WORK ITEM – If a line of the records holds the word "expériences", copy it out.

(EXERCISE INPUTS)

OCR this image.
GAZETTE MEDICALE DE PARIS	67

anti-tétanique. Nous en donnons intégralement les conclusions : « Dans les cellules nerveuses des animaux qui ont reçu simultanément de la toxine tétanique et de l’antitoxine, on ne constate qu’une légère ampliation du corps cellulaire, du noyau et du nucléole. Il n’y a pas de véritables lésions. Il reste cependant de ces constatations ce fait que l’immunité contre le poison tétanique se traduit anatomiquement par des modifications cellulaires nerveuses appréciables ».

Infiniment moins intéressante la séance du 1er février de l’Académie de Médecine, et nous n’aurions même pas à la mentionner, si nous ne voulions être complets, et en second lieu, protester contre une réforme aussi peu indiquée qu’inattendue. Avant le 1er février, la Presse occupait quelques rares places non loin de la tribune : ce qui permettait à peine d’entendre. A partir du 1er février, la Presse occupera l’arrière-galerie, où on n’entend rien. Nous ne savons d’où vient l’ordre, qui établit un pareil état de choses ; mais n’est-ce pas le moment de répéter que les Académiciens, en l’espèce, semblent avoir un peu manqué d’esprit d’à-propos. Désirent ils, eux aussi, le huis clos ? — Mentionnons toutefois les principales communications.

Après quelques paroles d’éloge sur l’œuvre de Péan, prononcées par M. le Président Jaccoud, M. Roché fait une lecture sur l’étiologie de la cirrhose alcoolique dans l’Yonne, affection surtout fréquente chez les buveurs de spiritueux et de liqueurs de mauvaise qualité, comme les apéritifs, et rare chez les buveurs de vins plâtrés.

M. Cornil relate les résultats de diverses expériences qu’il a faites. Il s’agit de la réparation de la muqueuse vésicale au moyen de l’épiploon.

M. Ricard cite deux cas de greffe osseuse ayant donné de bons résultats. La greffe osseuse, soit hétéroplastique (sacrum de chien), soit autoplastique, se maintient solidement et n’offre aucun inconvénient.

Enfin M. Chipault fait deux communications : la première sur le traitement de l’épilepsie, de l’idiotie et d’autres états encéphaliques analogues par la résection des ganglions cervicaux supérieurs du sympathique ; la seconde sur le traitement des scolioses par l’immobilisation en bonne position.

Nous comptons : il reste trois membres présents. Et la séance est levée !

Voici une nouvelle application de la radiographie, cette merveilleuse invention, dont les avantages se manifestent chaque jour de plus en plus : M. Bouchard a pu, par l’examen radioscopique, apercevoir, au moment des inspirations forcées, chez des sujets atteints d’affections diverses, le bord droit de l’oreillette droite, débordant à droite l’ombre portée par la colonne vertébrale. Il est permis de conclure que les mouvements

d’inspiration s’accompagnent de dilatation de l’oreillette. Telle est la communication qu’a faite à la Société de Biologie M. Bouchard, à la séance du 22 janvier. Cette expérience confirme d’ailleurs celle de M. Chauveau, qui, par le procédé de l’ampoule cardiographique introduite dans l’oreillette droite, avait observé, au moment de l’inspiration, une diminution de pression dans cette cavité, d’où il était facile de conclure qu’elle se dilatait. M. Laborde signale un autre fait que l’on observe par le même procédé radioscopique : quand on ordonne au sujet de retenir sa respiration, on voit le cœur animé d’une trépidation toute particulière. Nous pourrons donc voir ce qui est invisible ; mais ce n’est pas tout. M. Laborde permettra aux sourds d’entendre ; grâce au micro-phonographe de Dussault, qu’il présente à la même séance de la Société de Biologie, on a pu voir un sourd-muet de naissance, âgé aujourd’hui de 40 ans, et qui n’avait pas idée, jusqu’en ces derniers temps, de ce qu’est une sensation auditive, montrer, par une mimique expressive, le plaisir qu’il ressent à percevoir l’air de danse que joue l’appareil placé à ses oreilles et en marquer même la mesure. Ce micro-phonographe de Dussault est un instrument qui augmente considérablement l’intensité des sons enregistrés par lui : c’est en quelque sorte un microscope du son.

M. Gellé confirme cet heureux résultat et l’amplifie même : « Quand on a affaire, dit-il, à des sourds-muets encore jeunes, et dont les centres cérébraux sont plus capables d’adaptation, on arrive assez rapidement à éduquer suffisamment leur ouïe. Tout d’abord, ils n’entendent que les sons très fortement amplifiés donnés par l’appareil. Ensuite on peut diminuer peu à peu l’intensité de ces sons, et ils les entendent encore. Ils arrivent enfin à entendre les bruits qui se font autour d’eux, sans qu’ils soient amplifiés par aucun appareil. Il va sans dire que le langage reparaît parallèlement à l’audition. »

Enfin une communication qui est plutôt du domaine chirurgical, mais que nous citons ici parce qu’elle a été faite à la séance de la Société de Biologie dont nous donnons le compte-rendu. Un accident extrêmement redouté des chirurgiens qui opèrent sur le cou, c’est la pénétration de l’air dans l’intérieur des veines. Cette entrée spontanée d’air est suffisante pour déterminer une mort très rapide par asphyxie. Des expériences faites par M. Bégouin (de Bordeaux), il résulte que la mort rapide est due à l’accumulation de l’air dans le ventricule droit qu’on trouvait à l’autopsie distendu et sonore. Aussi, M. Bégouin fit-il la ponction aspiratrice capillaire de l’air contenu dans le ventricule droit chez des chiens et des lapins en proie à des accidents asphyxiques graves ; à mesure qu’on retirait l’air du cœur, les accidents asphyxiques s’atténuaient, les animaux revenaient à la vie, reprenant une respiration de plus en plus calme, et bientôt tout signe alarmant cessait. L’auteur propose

(End EXERCISE INPUTS)

ANSWER TO THIS EXERCISE –
M. Cornil relate les résultats de diverses expériences qu’il a faites. Il s’agit de la réparation de la muqueuse vésicale au moyen de l’épiploon.
Enfin une communication qui est plutôt du domaine chirurgical, mais que nous citons ici parce qu’elle a été faite à la séance de la Société de Biologie dont nous donnons le compte-rendu. Un accident extrêmement redouté des chirurgiens qui opèrent sur le cou, c’est la pénétration de l’air dans l’intérieur des veines. Cette entrée spontanée d’air est suffisante pour déterminer une mort très rapide par asphyxie. Des expériences faites par M. Bégouin (de Bordeaux), il résulte que la mort rapide est due à l’accumulation de l’air dans le ventricule droit qu’on trouvait à l’autopsie distendu et sonore. Aussi, M. Bégouin fit-il la ponction aspiratrice capillaire de l’air contenu dans le ventricule droit chez des chiens et des lapins en proie à des accidents asphyxiques graves ; à mesure qu’on retirait l’air du cœur, les accidents asphyxiques s’atténuaient, les animaux revenaient à la vie, reprenant une respiration de plus en plus calme, et bientôt tout signe alarmant cessait. L’auteur propose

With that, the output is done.